▶ **Exercise**: Your task is to locate every line holding the string "JSON" and to copy each of them.

▶ **Supplied material**:

=====

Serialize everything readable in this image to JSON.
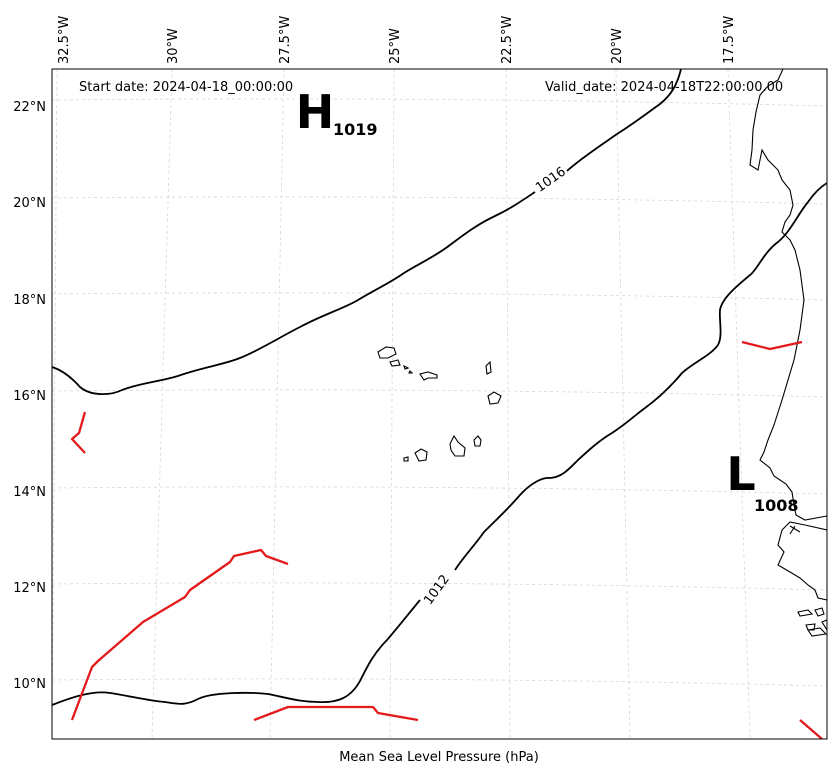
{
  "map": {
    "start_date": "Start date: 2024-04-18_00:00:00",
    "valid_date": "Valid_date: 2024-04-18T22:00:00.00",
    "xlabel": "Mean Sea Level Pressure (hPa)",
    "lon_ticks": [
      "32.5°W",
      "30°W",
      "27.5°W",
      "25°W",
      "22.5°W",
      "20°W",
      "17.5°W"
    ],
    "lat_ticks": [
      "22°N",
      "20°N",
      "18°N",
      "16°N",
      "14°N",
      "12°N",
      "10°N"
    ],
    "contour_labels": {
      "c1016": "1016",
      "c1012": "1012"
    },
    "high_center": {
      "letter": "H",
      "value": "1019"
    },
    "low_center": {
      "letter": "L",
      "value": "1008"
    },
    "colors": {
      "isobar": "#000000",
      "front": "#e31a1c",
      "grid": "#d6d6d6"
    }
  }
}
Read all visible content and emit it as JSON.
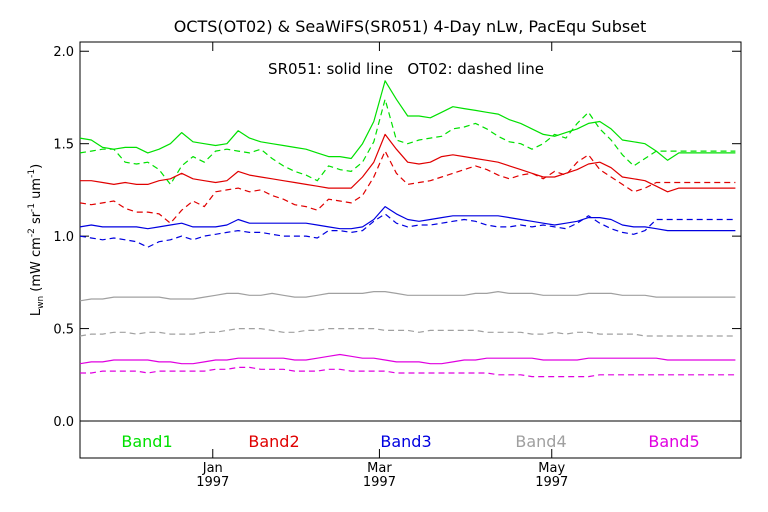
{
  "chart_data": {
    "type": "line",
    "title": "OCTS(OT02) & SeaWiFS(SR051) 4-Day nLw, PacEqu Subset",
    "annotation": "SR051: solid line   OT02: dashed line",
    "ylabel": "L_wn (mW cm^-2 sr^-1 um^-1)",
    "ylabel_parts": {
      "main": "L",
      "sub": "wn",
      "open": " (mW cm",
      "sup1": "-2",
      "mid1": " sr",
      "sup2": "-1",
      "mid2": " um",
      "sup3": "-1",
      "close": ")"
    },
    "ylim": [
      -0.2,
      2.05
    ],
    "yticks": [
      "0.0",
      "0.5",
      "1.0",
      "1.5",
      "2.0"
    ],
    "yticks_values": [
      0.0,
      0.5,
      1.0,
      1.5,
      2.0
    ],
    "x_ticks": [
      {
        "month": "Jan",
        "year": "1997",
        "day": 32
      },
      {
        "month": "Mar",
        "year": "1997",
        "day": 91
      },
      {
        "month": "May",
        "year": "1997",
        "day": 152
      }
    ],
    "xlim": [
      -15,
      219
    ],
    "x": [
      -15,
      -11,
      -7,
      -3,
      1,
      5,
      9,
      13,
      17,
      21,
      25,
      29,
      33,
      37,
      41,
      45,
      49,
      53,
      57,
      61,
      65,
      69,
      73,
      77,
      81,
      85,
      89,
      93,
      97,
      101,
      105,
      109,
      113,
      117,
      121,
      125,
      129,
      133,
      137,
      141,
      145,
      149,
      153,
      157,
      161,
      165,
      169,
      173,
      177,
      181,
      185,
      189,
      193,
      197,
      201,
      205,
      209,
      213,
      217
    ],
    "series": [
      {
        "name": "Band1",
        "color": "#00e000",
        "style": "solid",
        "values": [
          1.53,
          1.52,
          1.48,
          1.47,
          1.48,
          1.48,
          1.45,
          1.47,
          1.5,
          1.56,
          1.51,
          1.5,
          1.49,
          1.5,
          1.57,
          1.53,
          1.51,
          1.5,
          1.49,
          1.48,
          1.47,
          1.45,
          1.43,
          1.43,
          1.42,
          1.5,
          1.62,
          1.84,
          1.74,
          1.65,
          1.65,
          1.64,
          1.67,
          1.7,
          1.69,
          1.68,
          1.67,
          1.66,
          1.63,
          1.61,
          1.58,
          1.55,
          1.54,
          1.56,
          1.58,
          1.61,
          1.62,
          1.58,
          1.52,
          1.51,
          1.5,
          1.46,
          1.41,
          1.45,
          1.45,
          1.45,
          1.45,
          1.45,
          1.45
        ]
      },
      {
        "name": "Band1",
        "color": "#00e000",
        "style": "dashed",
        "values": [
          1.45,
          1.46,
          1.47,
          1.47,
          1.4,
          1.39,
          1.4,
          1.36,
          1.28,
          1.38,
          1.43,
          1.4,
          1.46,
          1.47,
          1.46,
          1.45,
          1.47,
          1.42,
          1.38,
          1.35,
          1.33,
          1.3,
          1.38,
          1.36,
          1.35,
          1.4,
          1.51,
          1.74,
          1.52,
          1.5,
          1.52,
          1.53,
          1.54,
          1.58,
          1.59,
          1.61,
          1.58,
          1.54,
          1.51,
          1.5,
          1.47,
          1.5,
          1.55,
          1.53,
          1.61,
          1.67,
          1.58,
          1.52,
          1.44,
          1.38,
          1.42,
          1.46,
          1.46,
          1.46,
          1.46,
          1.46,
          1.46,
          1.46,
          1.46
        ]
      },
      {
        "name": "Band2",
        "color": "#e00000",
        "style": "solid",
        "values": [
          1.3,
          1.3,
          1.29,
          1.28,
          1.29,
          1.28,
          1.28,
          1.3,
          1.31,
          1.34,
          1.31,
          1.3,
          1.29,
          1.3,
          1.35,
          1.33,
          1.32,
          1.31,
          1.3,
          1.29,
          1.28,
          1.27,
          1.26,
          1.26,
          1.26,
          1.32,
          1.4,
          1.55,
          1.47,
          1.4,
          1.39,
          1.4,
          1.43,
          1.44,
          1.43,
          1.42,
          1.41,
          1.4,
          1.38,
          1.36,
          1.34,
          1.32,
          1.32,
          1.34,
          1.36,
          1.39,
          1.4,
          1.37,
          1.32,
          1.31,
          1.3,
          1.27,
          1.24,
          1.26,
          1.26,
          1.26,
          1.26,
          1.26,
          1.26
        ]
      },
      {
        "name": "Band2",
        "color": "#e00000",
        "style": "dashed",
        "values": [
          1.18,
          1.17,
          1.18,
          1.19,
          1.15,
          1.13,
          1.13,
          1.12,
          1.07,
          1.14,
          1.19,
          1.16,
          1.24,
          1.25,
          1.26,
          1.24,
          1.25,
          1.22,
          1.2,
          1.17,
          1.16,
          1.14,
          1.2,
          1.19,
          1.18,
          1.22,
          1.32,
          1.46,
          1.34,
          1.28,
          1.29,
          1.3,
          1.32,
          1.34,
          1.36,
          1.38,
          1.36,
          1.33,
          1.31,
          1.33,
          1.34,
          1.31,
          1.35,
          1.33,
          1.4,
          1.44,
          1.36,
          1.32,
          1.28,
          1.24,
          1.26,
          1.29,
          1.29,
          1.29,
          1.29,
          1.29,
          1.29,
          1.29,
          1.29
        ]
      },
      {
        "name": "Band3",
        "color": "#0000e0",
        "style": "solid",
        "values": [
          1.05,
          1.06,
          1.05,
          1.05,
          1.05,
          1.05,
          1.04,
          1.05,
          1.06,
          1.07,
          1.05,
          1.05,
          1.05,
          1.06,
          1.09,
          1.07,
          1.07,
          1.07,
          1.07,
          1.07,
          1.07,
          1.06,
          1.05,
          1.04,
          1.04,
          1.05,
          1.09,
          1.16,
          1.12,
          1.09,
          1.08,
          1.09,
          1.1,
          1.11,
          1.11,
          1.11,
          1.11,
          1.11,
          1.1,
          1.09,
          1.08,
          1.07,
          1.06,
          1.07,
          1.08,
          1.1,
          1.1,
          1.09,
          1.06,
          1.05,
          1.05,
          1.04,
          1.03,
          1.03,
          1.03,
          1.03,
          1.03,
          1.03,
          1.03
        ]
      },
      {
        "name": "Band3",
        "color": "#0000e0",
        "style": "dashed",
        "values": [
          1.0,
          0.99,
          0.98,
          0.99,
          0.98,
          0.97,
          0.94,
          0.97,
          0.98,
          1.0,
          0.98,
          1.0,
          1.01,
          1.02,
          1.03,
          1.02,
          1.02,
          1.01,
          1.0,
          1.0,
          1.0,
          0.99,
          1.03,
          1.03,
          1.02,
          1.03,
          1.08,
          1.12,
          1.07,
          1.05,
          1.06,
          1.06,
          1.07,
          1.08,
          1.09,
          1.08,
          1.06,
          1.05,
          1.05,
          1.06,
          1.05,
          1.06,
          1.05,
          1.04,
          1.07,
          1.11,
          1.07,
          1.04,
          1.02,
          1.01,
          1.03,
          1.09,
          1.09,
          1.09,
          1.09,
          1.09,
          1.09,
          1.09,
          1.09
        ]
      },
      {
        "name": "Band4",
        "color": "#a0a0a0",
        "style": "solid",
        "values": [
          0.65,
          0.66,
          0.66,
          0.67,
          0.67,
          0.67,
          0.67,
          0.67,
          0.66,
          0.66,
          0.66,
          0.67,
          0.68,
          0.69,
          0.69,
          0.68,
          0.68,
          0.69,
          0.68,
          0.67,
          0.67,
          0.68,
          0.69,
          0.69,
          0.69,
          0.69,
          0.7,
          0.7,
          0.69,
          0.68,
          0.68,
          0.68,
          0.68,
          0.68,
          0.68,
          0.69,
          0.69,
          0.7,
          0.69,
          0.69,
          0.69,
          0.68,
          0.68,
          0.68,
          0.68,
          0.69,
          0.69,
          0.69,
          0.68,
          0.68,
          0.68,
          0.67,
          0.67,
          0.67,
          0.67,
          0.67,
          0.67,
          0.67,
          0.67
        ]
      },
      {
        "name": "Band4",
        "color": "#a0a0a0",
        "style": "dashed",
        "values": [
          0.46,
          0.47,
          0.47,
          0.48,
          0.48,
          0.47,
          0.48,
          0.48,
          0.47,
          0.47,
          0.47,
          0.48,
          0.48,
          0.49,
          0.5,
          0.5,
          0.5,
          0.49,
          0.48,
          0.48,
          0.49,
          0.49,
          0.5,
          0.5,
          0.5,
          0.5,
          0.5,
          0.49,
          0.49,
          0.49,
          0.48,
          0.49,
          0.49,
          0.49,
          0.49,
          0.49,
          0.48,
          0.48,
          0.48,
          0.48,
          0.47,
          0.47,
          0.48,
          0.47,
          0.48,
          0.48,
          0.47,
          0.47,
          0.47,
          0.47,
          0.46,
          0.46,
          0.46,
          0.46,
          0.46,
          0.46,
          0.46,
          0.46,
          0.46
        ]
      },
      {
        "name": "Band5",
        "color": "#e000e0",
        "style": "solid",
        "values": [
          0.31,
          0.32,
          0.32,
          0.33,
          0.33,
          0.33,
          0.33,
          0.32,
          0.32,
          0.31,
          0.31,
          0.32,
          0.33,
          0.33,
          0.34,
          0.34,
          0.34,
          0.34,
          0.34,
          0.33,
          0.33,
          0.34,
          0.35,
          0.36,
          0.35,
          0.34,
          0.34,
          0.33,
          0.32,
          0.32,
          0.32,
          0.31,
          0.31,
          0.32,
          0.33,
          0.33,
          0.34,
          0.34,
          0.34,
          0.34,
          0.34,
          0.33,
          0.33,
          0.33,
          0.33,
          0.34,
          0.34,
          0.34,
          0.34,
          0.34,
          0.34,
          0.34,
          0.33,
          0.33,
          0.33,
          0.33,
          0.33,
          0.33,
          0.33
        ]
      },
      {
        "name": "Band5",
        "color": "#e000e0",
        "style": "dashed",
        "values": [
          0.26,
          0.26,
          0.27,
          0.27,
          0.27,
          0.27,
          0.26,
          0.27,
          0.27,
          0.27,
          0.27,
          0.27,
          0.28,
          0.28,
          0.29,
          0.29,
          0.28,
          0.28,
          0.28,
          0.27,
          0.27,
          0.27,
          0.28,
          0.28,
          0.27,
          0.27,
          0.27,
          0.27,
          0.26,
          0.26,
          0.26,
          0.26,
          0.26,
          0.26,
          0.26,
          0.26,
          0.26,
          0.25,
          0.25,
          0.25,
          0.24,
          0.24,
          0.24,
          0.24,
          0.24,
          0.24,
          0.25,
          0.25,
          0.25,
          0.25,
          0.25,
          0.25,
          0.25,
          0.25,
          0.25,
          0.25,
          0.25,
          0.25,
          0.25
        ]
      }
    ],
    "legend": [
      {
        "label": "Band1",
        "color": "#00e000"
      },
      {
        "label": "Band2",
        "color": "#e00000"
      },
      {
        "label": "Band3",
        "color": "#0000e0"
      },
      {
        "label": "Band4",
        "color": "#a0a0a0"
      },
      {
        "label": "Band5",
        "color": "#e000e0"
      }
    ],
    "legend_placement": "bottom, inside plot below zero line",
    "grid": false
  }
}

=====

▶ **The response**:
Serialize everything readable in this image to JSON.
Read all visible content and emit it as JSON.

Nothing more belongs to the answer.